EXERCISE DIRECTIONS: From the listing, collect all lines containing the word "icon".

GIVEN DATA:
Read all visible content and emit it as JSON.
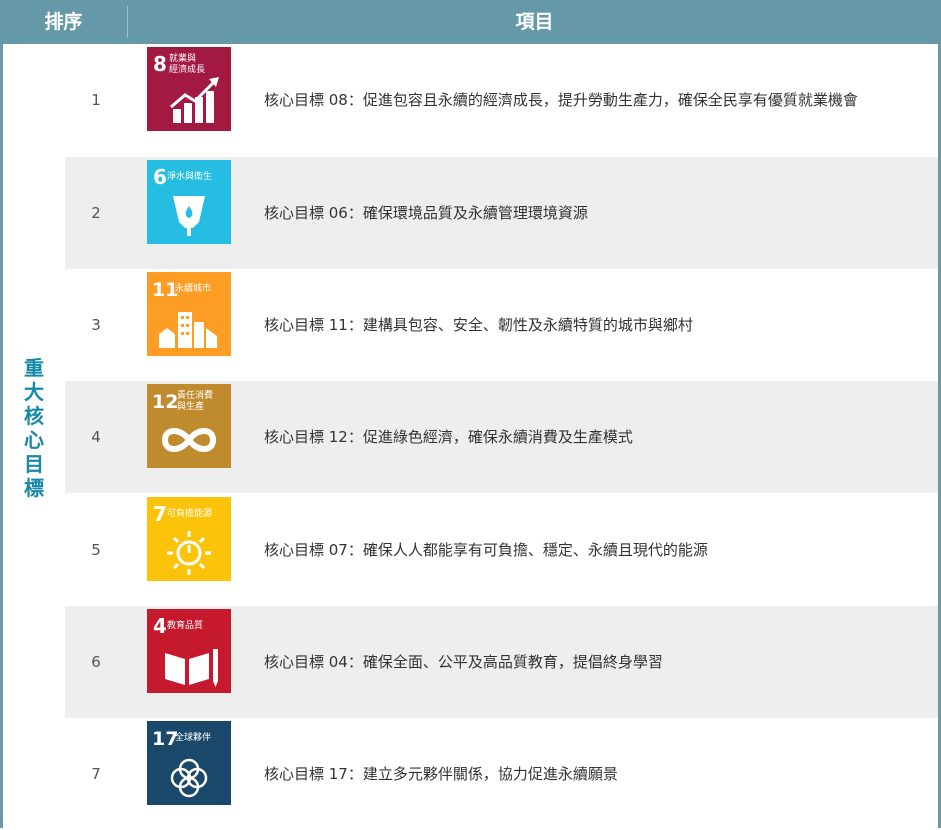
{
  "header": {
    "rank_label": "排序",
    "item_label": "項目"
  },
  "group_label": "重大核心目標",
  "colors": {
    "header": "#6699a8",
    "group_text": "#1788a8"
  },
  "rows": [
    {
      "rank": "1",
      "goal_num": "8",
      "goal_title_line1": "就業與",
      "goal_title_line2": "經濟成長",
      "icon": "growth-chart-icon",
      "color": "#a21942",
      "text": "核心目標 08：促進包容且永續的經濟成長，提升勞動生產力，確保全民享有優質就業機會"
    },
    {
      "rank": "2",
      "goal_num": "6",
      "goal_title_line1": "淨水與衛生",
      "goal_title_line2": "",
      "icon": "water-glass-icon",
      "color": "#26bde2",
      "text": "核心目標 06：確保環境品質及永續管理環境資源"
    },
    {
      "rank": "3",
      "goal_num": "11",
      "goal_title_line1": "永續城市",
      "goal_title_line2": "",
      "icon": "city-buildings-icon",
      "color": "#fd9d24",
      "text": "核心目標 11：建構具包容、安全、韌性及永續特質的城市與鄉村"
    },
    {
      "rank": "4",
      "goal_num": "12",
      "goal_title_line1": "責任消費",
      "goal_title_line2": "與生產",
      "icon": "infinity-loop-icon",
      "color": "#bf8b2e",
      "text": "核心目標 12：促進綠色經濟，確保永續消費及生產模式"
    },
    {
      "rank": "5",
      "goal_num": "7",
      "goal_title_line1": "可負擔能源",
      "goal_title_line2": "",
      "icon": "sun-power-icon",
      "color": "#fcc30b",
      "text": "核心目標 07：確保人人都能享有可負擔、穩定、永續且現代的能源"
    },
    {
      "rank": "6",
      "goal_num": "4",
      "goal_title_line1": "教育品質",
      "goal_title_line2": "",
      "icon": "book-pencil-icon",
      "color": "#c5192d",
      "text": "核心目標 04：確保全面、公平及高品質教育，提倡終身學習"
    },
    {
      "rank": "7",
      "goal_num": "17",
      "goal_title_line1": "全球夥伴",
      "goal_title_line2": "",
      "icon": "flower-rings-icon",
      "color": "#19486a",
      "text": "核心目標 17：建立多元夥伴關係，協力促進永續願景"
    }
  ]
}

FINAL ANSWER:
      "icon": "growth-chart-icon",
      "icon": "water-glass-icon",
      "icon": "city-buildings-icon",
      "icon": "infinity-loop-icon",
      "icon": "sun-power-icon",
      "icon": "book-pencil-icon",
      "icon": "flower-rings-icon",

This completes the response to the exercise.